Task to complete — Gather each line in the entries that includes the string "grid".

A run of records:
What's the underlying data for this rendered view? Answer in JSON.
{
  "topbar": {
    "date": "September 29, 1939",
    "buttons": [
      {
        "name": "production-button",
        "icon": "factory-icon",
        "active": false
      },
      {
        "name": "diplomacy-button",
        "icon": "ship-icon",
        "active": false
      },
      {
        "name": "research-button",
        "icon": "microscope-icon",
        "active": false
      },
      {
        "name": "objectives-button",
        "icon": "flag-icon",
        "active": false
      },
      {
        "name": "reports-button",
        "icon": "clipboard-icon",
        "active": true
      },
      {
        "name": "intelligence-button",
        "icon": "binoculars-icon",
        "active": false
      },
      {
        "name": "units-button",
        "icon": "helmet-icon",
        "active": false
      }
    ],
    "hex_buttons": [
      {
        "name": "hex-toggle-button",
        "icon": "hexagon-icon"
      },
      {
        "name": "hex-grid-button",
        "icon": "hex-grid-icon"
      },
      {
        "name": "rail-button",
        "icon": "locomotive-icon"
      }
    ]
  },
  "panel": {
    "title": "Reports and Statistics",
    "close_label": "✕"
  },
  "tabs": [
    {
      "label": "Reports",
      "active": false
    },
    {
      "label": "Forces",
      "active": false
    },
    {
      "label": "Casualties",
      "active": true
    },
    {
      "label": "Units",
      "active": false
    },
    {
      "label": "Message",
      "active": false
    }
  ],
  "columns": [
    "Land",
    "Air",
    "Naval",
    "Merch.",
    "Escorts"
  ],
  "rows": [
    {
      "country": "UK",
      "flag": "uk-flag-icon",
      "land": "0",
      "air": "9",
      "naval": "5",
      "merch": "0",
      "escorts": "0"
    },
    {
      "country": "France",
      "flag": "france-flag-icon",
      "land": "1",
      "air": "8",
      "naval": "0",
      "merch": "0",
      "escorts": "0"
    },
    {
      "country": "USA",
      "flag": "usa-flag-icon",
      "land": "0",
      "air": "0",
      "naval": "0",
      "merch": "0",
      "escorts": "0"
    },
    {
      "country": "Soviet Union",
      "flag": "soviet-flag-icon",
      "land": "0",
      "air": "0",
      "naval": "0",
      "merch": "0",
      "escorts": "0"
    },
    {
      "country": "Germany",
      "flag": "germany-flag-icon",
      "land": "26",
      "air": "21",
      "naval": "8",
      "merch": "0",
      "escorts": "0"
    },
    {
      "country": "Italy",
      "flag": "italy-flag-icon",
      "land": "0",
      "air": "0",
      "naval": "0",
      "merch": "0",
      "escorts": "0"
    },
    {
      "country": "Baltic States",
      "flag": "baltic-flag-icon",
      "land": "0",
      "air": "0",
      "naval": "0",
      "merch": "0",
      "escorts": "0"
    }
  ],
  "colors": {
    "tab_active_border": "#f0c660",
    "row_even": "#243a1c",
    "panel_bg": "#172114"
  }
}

Final result —
        "name": "hex-grid-button",
        "icon": "hex-grid-icon"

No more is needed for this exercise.